(Region annotation entries)
┌──

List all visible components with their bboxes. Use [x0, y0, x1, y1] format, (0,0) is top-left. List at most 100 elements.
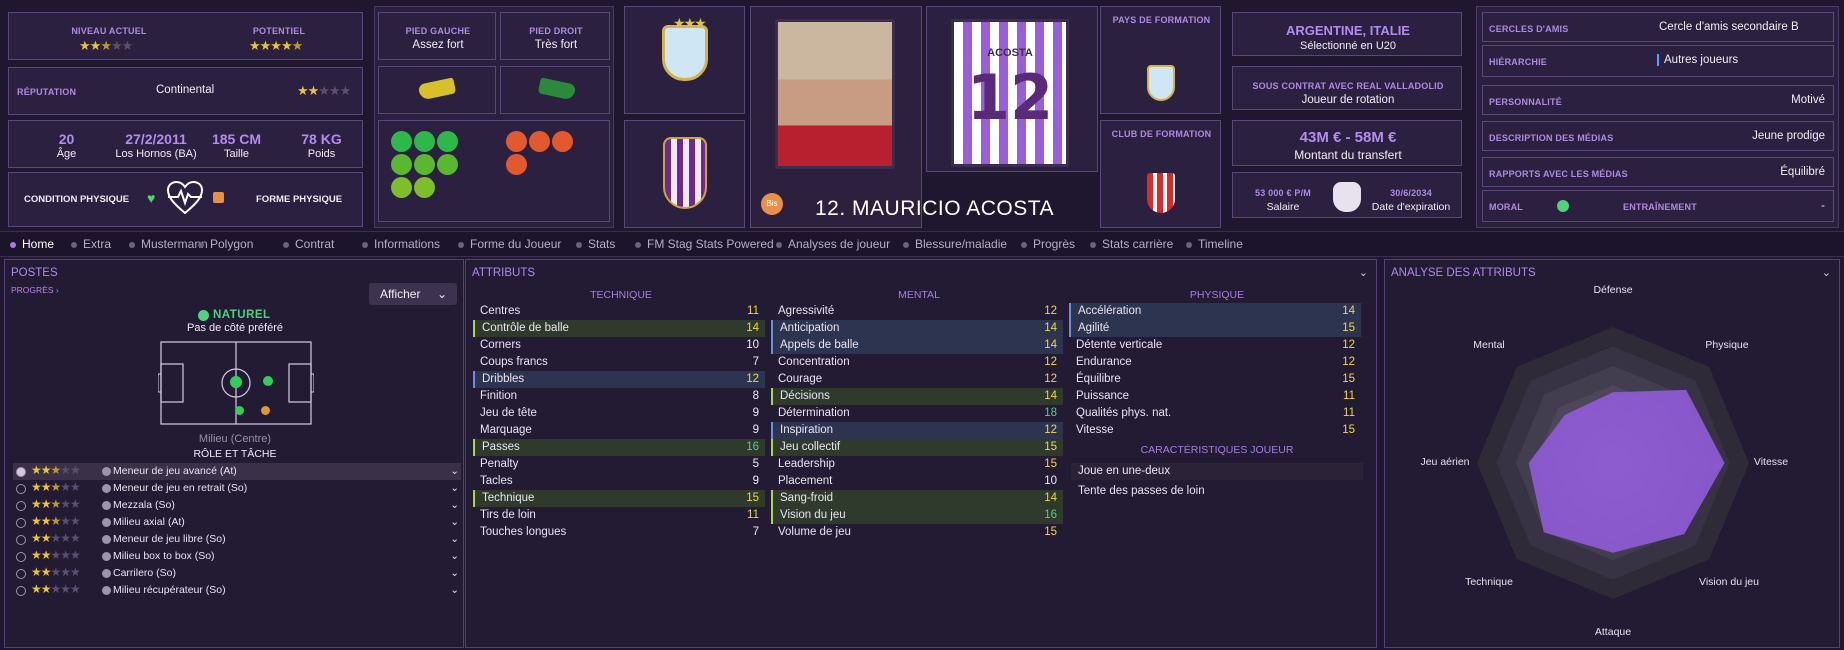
pays-formation-box: PAYS DE FORMATION [1100, 6, 1221, 114]
info-row: DESCRIPTION DES MÉDIAS Jeune prodige [1482, 121, 1834, 151]
expiry-label: Date d'expiration [1371, 201, 1451, 213]
left-foot-value: Assez fort [412, 39, 464, 51]
tab-informations[interactable]: Informations [362, 237, 440, 251]
side-preference: Pas de côté préféré [186, 322, 283, 334]
tab-dot-icon [283, 241, 289, 248]
tab-extra[interactable]: Extra [71, 237, 111, 251]
attribute-name: Qualités phys. nat. [1076, 407, 1172, 419]
chevron-down-icon[interactable]: ⌄ [450, 565, 459, 582]
carac-item: Joue en une-deux [1071, 463, 1363, 480]
role-radio[interactable] [16, 501, 26, 511]
info-icon[interactable] [102, 535, 111, 544]
attribute-name: Finition [480, 390, 518, 402]
height-value: 185 CM [211, 131, 262, 147]
attribute-row: Puissance 11 [1069, 388, 1361, 405]
chevron-down-icon[interactable]: ⌄ [450, 497, 459, 514]
role-stars: ★★★★★ [31, 463, 81, 477]
attribute-name: Endurance [1076, 356, 1132, 368]
attribute-row: Dribbles 12 [473, 371, 765, 388]
forme-icon [213, 192, 224, 203]
role-row[interactable]: ★★★★★ Meneur de jeu libre (So) ⌄ [13, 531, 461, 548]
tab-dot-icon [576, 241, 582, 248]
info-icon[interactable] [102, 586, 111, 595]
info-icon[interactable] [102, 467, 111, 476]
chevron-down-icon[interactable]: ⌄ [450, 514, 459, 531]
role-radio[interactable] [16, 518, 26, 528]
attribute-value: 12 [1342, 339, 1355, 351]
tab-polygon[interactable]: Polygon [198, 237, 253, 251]
tab-timeline[interactable]: Timeline [1186, 237, 1243, 251]
attribute-row: Endurance 12 [1069, 354, 1361, 371]
tab-stats-carri-re[interactable]: Stats carrière [1090, 237, 1173, 251]
role-radio[interactable] [16, 535, 26, 545]
info-label: HIÉRARCHIE [1489, 57, 1548, 67]
role-row[interactable]: ★★★★★ Mezzala (So) ⌄ [13, 497, 461, 514]
attribute-value: 18 [1044, 407, 1057, 419]
potentiel-stars: ★★★★★ [249, 38, 303, 53]
attribute-value: 15 [1342, 424, 1355, 436]
info-icon[interactable] [102, 501, 111, 510]
afa-crest-icon [662, 25, 708, 81]
tab-forme-du-joueur[interactable]: Forme du Joueur [458, 237, 561, 251]
tab-blessure-maladie[interactable]: Blessure/maladie [903, 237, 1007, 251]
info-icon[interactable] [102, 484, 111, 493]
attribute-name: Passes [482, 441, 520, 453]
attribute-row: Contrôle de balle 14 [473, 320, 765, 337]
role-radio[interactable] [16, 467, 26, 477]
pays-formation-label: PAYS DE FORMATION [1112, 15, 1211, 25]
attribute-value: 14 [1342, 305, 1355, 317]
chevron-down-icon[interactable]: ⌄ [450, 480, 459, 497]
position-dm-dot [235, 406, 244, 415]
role-row[interactable]: ★★★★★ Carrilero (So) ⌄ [13, 565, 461, 582]
attribute-value: 14 [1044, 492, 1057, 504]
tab-fm-stag-stats-powered[interactable]: FM Stag Stats Powered [635, 237, 774, 251]
club-formation-box: CLUB DE FORMATION [1100, 120, 1221, 228]
chevron-down-icon[interactable]: ⌄ [450, 548, 459, 565]
moral-label: MORAL [1489, 202, 1523, 212]
naturel-dot-icon [198, 310, 209, 321]
forme-label: FORME PHYSIQUE [256, 194, 343, 205]
attribute-row: Penalty 5 [473, 456, 765, 473]
moral-box: MORAL ENTRAÎNEMENT - [1482, 190, 1834, 222]
tab-progr-s[interactable]: Progrès [1021, 237, 1075, 251]
afficher-button[interactable]: Afficher ⌄ [369, 283, 457, 305]
attribute-value: 12 [746, 373, 759, 385]
chevron-down-icon: ⌄ [436, 287, 447, 301]
tab-stats[interactable]: Stats [576, 237, 615, 251]
tab-label: Home [22, 237, 55, 251]
info-icon[interactable] [102, 569, 111, 578]
chevron-down-icon[interactable]: ⌄ [450, 582, 459, 599]
position-mc-center-dot [263, 376, 273, 386]
tab-dot-icon [458, 241, 464, 248]
tab-home[interactable]: Home [10, 237, 54, 251]
role-radio[interactable] [16, 552, 26, 562]
info-icon[interactable] [102, 552, 111, 561]
info-row: PERSONNALITÉ Motivé [1482, 85, 1834, 115]
chevron-down-icon[interactable]: ⌄ [450, 463, 459, 480]
info-icon[interactable] [102, 518, 111, 527]
tab-analyses-de-joueur[interactable]: Analyses de joueur [776, 237, 890, 251]
role-row[interactable]: ★★★★★ Milieu axial (At) ⌄ [13, 514, 461, 531]
radar-axis-label: Défense [1593, 284, 1632, 296]
tab-mustermann[interactable]: Mustermann [129, 237, 208, 251]
role-row[interactable]: ★★★★★ Milieu box to box (So) ⌄ [13, 548, 461, 565]
role-row[interactable]: ★★★★★ Meneur de jeu en retrait (So) ⌄ [13, 480, 461, 497]
info-row: CERCLES D'AMIS Cercle d'amis secondaire B [1482, 12, 1834, 42]
trait-icon-2 [414, 131, 435, 152]
role-stars: ★★★★★ [31, 531, 81, 545]
progres-link[interactable]: PROGRÈS › [11, 285, 59, 295]
role-radio[interactable] [16, 586, 26, 596]
role-row[interactable]: ★★★★★ Milieu récupérateur (So) ⌄ [13, 582, 461, 599]
transfer-value: 43M € - 58M € [1299, 129, 1397, 146]
tab-contrat[interactable]: Contrat [283, 237, 334, 251]
attribute-name: Décisions [780, 390, 830, 402]
weight-value: 78 KG [301, 131, 342, 147]
attribute-row: Coups francs 7 [473, 354, 765, 371]
role-row[interactable]: ★★★★★ Meneur de jeu avancé (At) ⌄ [13, 463, 461, 480]
info-value: Jeune prodige [1752, 130, 1825, 142]
attributs-chevron-icon[interactable]: ⌄ [1359, 266, 1368, 279]
role-radio[interactable] [16, 484, 26, 494]
chevron-down-icon[interactable]: ⌄ [450, 531, 459, 548]
level-box: NIVEAU ACTUEL ★★★★★ POTENTIEL ★★★★★ [8, 12, 363, 60]
role-radio[interactable] [16, 569, 26, 579]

└──

#### What to work on:
Reproduce verbatim the lines from the one containing "pays-formation-box: PAYS DE" through the one containing "left-foot-value: Assez fort", including both of those lines.

#### Written solution:
pays-formation-box: PAYS DE FORMATION [1100, 6, 1221, 114]
info-row: DESCRIPTION DES MÉDIAS Jeune prodige [1482, 121, 1834, 151]
expiry-label: Date d'expiration [1371, 201, 1451, 213]
left-foot-value: Assez fort [412, 39, 464, 51]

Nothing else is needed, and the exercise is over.